PROBLEM DETAILS — Reproduce the records below exactly as given.

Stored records
^^^^^^^^

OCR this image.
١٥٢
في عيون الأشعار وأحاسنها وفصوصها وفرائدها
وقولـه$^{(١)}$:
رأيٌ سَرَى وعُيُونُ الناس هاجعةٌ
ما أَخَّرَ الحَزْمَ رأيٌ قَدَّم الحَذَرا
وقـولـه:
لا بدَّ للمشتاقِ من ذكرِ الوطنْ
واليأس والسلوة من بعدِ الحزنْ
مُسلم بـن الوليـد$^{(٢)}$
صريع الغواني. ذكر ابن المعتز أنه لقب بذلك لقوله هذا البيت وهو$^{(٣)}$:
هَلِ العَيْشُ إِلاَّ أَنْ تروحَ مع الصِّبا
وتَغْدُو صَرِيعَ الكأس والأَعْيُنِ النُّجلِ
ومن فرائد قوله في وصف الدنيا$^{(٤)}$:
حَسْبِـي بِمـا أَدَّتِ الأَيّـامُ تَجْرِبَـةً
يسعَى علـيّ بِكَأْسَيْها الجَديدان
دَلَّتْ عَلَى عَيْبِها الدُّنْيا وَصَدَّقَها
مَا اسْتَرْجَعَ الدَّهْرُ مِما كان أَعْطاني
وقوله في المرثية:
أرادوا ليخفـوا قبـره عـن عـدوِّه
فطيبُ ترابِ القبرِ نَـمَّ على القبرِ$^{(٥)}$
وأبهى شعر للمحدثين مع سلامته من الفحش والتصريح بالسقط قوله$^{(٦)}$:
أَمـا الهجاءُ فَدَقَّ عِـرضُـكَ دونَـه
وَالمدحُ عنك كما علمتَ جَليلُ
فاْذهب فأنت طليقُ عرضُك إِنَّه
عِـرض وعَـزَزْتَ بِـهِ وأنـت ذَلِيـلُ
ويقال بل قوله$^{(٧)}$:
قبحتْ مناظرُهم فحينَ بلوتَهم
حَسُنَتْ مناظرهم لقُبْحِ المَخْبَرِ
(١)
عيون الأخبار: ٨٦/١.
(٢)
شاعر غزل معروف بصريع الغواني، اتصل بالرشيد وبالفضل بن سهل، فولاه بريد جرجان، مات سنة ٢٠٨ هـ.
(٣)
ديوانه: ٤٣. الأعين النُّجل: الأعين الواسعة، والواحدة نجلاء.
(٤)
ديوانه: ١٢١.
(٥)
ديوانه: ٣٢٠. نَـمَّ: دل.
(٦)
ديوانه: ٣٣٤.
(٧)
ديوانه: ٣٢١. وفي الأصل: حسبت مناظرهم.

^^^^^^^^

RESULT —
OCR this image.
١٥٢
في عيون الأشعار وأحاسنها وفصوصها وفرائدها
وقولـه$^{(١)}$:
رأيٌ سَرَى وعُيُونُ الناس هاجعةٌ
ما أَخَّرَ الحَزْمَ رأيٌ قَدَّم الحَذَرا
وقـولـه:
لا بدَّ للمشتاقِ من ذكرِ الوطنْ
واليأس والسلوة من بعدِ الحزنْ
مُسلم بـن الوليـد$^{(٢)}$
صريع الغواني. ذكر ابن المعتز أنه لقب بذلك لقوله هذا البيت وهو$^{(٣)}$:
هَلِ العَيْشُ إِلاَّ أَنْ تروحَ مع الصِّبا
وتَغْدُو صَرِيعَ الكأس والأَعْيُنِ النُّجلِ
ومن فرائد قوله في وصف الدنيا$^{(٤)}$:
حَسْبِـي بِمـا أَدَّتِ الأَيّـامُ تَجْرِبَـةً
يسعَى علـيّ بِكَأْسَيْها الجَديدان
دَلَّتْ عَلَى عَيْبِها الدُّنْيا وَصَدَّقَها
مَا اسْتَرْجَعَ الدَّهْرُ مِما كان أَعْطاني
وقوله في المرثية:
أرادوا ليخفـوا قبـره عـن عـدوِّه
فطيبُ ترابِ القبرِ نَـمَّ على القبرِ$^{(٥)}$
وأبهى شعر للمحدثين مع سلامته من الفحش والتصريح بالسقط قوله$^{(٦)}$:
أَمـا الهجاءُ فَدَقَّ عِـرضُـكَ دونَـه
وَالمدحُ عنك كما علمتَ جَليلُ
فاْذهب فأنت طليقُ عرضُك إِنَّه
عِـرض وعَـزَزْتَ بِـهِ وأنـت ذَلِيـلُ
ويقال بل قوله$^{(٧)}$:
قبحتْ مناظرُهم فحينَ بلوتَهم
حَسُنَتْ مناظرهم لقُبْحِ المَخْبَرِ
(١)
عيون الأخبار: ٨٦/١.
(٢)
شاعر غزل معروف بصريع الغواني، اتصل بالرشيد وبالفضل بن سهل، فولاه بريد جرجان، مات سنة ٢٠٨ هـ.
(٣)
ديوانه: ٤٣. الأعين النُّجل: الأعين الواسعة، والواحدة نجلاء.
(٤)
ديوانه: ١٢١.
(٥)
ديوانه: ٣٢٠. نَـمَّ: دل.
(٦)
ديوانه: ٣٣٤.
(٧)
ديوانه: ٣٢١. وفي الأصل: حسبت مناظرهم.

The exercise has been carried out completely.